GIVEN PROBLEM: Pictures do not belong in your copy. Repeat all the other data exactly.
+ + + + + + +
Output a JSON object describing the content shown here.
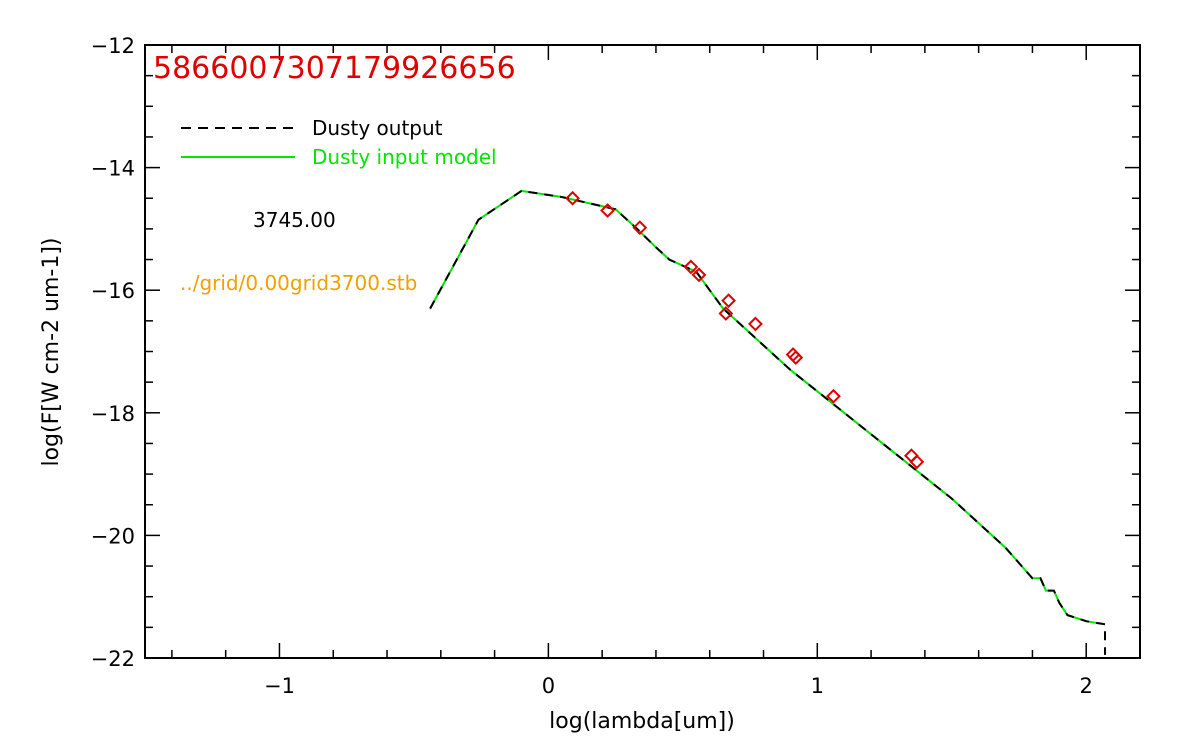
{
  "chart_data": {
    "type": "line",
    "title": "5866007307179926656",
    "xlabel": "log(lambda[um])",
    "ylabel": "log(F[W cm-2 um-1])",
    "xlim": [
      -1.5,
      2.2
    ],
    "ylim": [
      -22,
      -12
    ],
    "x_ticks": [
      -1,
      0,
      1,
      2
    ],
    "x_tick_labels": [
      "−1",
      "0",
      "1",
      "2"
    ],
    "y_ticks": [
      -22,
      -20,
      -18,
      -16,
      -14,
      -12
    ],
    "y_tick_labels": [
      "−22",
      "−20",
      "−18",
      "−16",
      "−14",
      "−12"
    ],
    "grid": false,
    "legend_position": "top-left",
    "series": [
      {
        "name": "Dusty output",
        "style": "dashed",
        "color": "#000000",
        "x": [
          -0.44,
          -0.26,
          -0.1,
          0.05,
          0.25,
          0.33,
          0.4,
          0.45,
          0.55,
          0.6,
          0.65,
          0.7,
          0.8,
          0.9,
          1.0,
          1.1,
          1.2,
          1.3,
          1.4,
          1.5,
          1.6,
          1.7,
          1.8,
          1.83,
          1.85,
          1.88,
          1.9,
          1.93,
          2.0,
          2.07,
          2.07
        ],
        "y": [
          -16.3,
          -14.85,
          -14.38,
          -14.48,
          -14.68,
          -15.0,
          -15.3,
          -15.5,
          -15.7,
          -16.0,
          -16.3,
          -16.5,
          -16.9,
          -17.3,
          -17.65,
          -18.0,
          -18.35,
          -18.7,
          -19.05,
          -19.4,
          -19.8,
          -20.2,
          -20.7,
          -20.7,
          -20.9,
          -20.9,
          -21.1,
          -21.3,
          -21.4,
          -21.45,
          -21.95
        ]
      },
      {
        "name": "Dusty input model",
        "style": "solid",
        "color": "#00e600",
        "x": [
          -0.44,
          -0.26,
          -0.1,
          0.05,
          0.25,
          0.33,
          0.4,
          0.45,
          0.55,
          0.6,
          0.65,
          0.7,
          0.8,
          0.9,
          1.0,
          1.1,
          1.2,
          1.3,
          1.4,
          1.5,
          1.6,
          1.7,
          1.8,
          1.83,
          1.85,
          1.88,
          1.9,
          1.93,
          2.0,
          2.07
        ],
        "y": [
          -16.3,
          -14.85,
          -14.38,
          -14.48,
          -14.68,
          -15.0,
          -15.3,
          -15.5,
          -15.7,
          -16.0,
          -16.3,
          -16.5,
          -16.9,
          -17.3,
          -17.65,
          -18.0,
          -18.35,
          -18.7,
          -19.05,
          -19.4,
          -19.8,
          -20.2,
          -20.7,
          -20.7,
          -20.9,
          -20.9,
          -21.1,
          -21.3,
          -21.4,
          -21.45
        ]
      }
    ],
    "observed_points": {
      "marker": "diamond",
      "color": "#e00000",
      "x": [
        0.09,
        0.22,
        0.34,
        0.53,
        0.56,
        0.66,
        0.67,
        0.77,
        0.91,
        0.92,
        1.06,
        1.35,
        1.37
      ],
      "y": [
        -14.5,
        -14.7,
        -14.98,
        -15.62,
        -15.75,
        -16.38,
        -16.17,
        -16.55,
        -17.05,
        -17.1,
        -17.73,
        -18.7,
        -18.8
      ]
    }
  },
  "annotations": {
    "object_id": "5866007307179926656",
    "object_id_color": "#e00000",
    "legend_output_label": "Dusty output",
    "legend_output_color": "#000000",
    "legend_model_label": "Dusty input model",
    "legend_model_color": "#00e600",
    "temperature": "3745.00",
    "grid_file": "../grid/0.00grid3700.stb",
    "grid_file_color": "#f0a000"
  }
}
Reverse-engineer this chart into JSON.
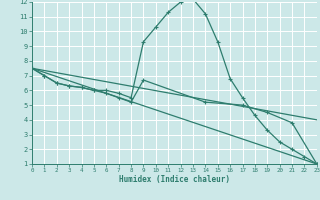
{
  "xlabel": "Humidex (Indice chaleur)",
  "xlim": [
    0,
    23
  ],
  "ylim": [
    1,
    12
  ],
  "yticks": [
    1,
    2,
    3,
    4,
    5,
    6,
    7,
    8,
    9,
    10,
    11,
    12
  ],
  "xticks": [
    0,
    1,
    2,
    3,
    4,
    5,
    6,
    7,
    8,
    9,
    10,
    11,
    12,
    13,
    14,
    15,
    16,
    17,
    18,
    19,
    20,
    21,
    22,
    23
  ],
  "bg_color": "#cce8e8",
  "grid_color": "#ffffff",
  "line_color": "#2e7d6e",
  "series": [
    {
      "x": [
        0,
        1,
        2,
        3,
        4,
        5,
        6,
        7,
        8,
        9,
        10,
        11,
        12,
        13,
        14,
        15,
        16,
        17,
        18,
        19,
        20,
        21,
        22,
        23
      ],
      "y": [
        7.5,
        7.0,
        6.5,
        6.3,
        6.2,
        6.0,
        6.0,
        5.8,
        5.5,
        9.3,
        10.3,
        11.3,
        12.0,
        12.2,
        11.2,
        9.3,
        6.8,
        5.5,
        4.3,
        3.3,
        2.5,
        2.0,
        1.5,
        1.0
      ]
    },
    {
      "x": [
        0,
        1,
        2,
        3,
        4,
        5,
        6,
        7,
        8,
        9,
        14,
        17,
        19,
        21,
        23
      ],
      "y": [
        7.5,
        7.0,
        6.5,
        6.3,
        6.2,
        6.0,
        5.8,
        5.5,
        5.2,
        6.7,
        5.2,
        5.0,
        4.5,
        3.8,
        1.0
      ]
    },
    {
      "x": [
        0,
        23
      ],
      "y": [
        7.5,
        1.0
      ]
    },
    {
      "x": [
        0,
        23
      ],
      "y": [
        7.5,
        4.0
      ]
    }
  ]
}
+ + + + + + +
SOLUTION FOR THIS PROBLEM:
Output a JSON object describing the content shown here.
{
  "chart_data": {
    "type": "line",
    "title": "5866007307179926656",
    "xlabel": "log(lambda[um])",
    "ylabel": "log(F[W cm-2 um-1])",
    "xlim": [
      -1.5,
      2.2
    ],
    "ylim": [
      -22,
      -12
    ],
    "x_ticks": [
      -1,
      0,
      1,
      2
    ],
    "x_tick_labels": [
      "−1",
      "0",
      "1",
      "2"
    ],
    "y_ticks": [
      -22,
      -20,
      -18,
      -16,
      -14,
      -12
    ],
    "y_tick_labels": [
      "−22",
      "−20",
      "−18",
      "−16",
      "−14",
      "−12"
    ],
    "grid": false,
    "legend_position": "top-left",
    "series": [
      {
        "name": "Dusty output",
        "style": "dashed",
        "color": "#000000",
        "x": [
          -0.44,
          -0.26,
          -0.1,
          0.05,
          0.25,
          0.33,
          0.4,
          0.45,
          0.55,
          0.6,
          0.65,
          0.7,
          0.8,
          0.9,
          1.0,
          1.1,
          1.2,
          1.3,
          1.4,
          1.5,
          1.6,
          1.7,
          1.8,
          1.83,
          1.85,
          1.88,
          1.9,
          1.93,
          2.0,
          2.07,
          2.07
        ],
        "y": [
          -16.3,
          -14.85,
          -14.38,
          -14.48,
          -14.68,
          -15.0,
          -15.3,
          -15.5,
          -15.7,
          -16.0,
          -16.3,
          -16.5,
          -16.9,
          -17.3,
          -17.65,
          -18.0,
          -18.35,
          -18.7,
          -19.05,
          -19.4,
          -19.8,
          -20.2,
          -20.7,
          -20.7,
          -20.9,
          -20.9,
          -21.1,
          -21.3,
          -21.4,
          -21.45,
          -21.95
        ]
      },
      {
        "name": "Dusty input model",
        "style": "solid",
        "color": "#00e600",
        "x": [
          -0.44,
          -0.26,
          -0.1,
          0.05,
          0.25,
          0.33,
          0.4,
          0.45,
          0.55,
          0.6,
          0.65,
          0.7,
          0.8,
          0.9,
          1.0,
          1.1,
          1.2,
          1.3,
          1.4,
          1.5,
          1.6,
          1.7,
          1.8,
          1.83,
          1.85,
          1.88,
          1.9,
          1.93,
          2.0,
          2.07
        ],
        "y": [
          -16.3,
          -14.85,
          -14.38,
          -14.48,
          -14.68,
          -15.0,
          -15.3,
          -15.5,
          -15.7,
          -16.0,
          -16.3,
          -16.5,
          -16.9,
          -17.3,
          -17.65,
          -18.0,
          -18.35,
          -18.7,
          -19.05,
          -19.4,
          -19.8,
          -20.2,
          -20.7,
          -20.7,
          -20.9,
          -20.9,
          -21.1,
          -21.3,
          -21.4,
          -21.45
        ]
      }
    ],
    "observed_points": {
      "marker": "diamond",
      "color": "#e00000",
      "x": [
        0.09,
        0.22,
        0.34,
        0.53,
        0.56,
        0.66,
        0.67,
        0.77,
        0.91,
        0.92,
        1.06,
        1.35,
        1.37
      ],
      "y": [
        -14.5,
        -14.7,
        -14.98,
        -15.62,
        -15.75,
        -16.38,
        -16.17,
        -16.55,
        -17.05,
        -17.1,
        -17.73,
        -18.7,
        -18.8
      ]
    }
  },
  "annotations": {
    "object_id": "5866007307179926656",
    "object_id_color": "#e00000",
    "legend_output_label": "Dusty output",
    "legend_output_color": "#000000",
    "legend_model_label": "Dusty input model",
    "legend_model_color": "#00e600",
    "temperature": "3745.00",
    "grid_file": "../grid/0.00grid3700.stb",
    "grid_file_color": "#f0a000"
  }
}
Reverse-engineer this chart into JSON.
{
  "xlabel": "Humidex (Indice chaleur)",
  "xlim": [
    0,
    23
  ],
  "ylim": [
    1,
    12
  ],
  "yticks": [
    1,
    2,
    3,
    4,
    5,
    6,
    7,
    8,
    9,
    10,
    11,
    12
  ],
  "xticks": [
    0,
    1,
    2,
    3,
    4,
    5,
    6,
    7,
    8,
    9,
    10,
    11,
    12,
    13,
    14,
    15,
    16,
    17,
    18,
    19,
    20,
    21,
    22,
    23
  ],
  "bg_color": "#cce8e8",
  "grid_color": "#ffffff",
  "line_color": "#2e7d6e",
  "series": [
    {
      "x": [
        0,
        1,
        2,
        3,
        4,
        5,
        6,
        7,
        8,
        9,
        10,
        11,
        12,
        13,
        14,
        15,
        16,
        17,
        18,
        19,
        20,
        21,
        22,
        23
      ],
      "y": [
        7.5,
        7.0,
        6.5,
        6.3,
        6.2,
        6.0,
        6.0,
        5.8,
        5.5,
        9.3,
        10.3,
        11.3,
        12.0,
        12.2,
        11.2,
        9.3,
        6.8,
        5.5,
        4.3,
        3.3,
        2.5,
        2.0,
        1.5,
        1.0
      ]
    },
    {
      "x": [
        0,
        1,
        2,
        3,
        4,
        5,
        6,
        7,
        8,
        9,
        14,
        17,
        19,
        21,
        23
      ],
      "y": [
        7.5,
        7.0,
        6.5,
        6.3,
        6.2,
        6.0,
        5.8,
        5.5,
        5.2,
        6.7,
        5.2,
        5.0,
        4.5,
        3.8,
        1.0
      ]
    },
    {
      "x": [
        0,
        23
      ],
      "y": [
        7.5,
        1.0
      ]
    },
    {
      "x": [
        0,
        23
      ],
      "y": [
        7.5,
        4.0
      ]
    }
  ]
}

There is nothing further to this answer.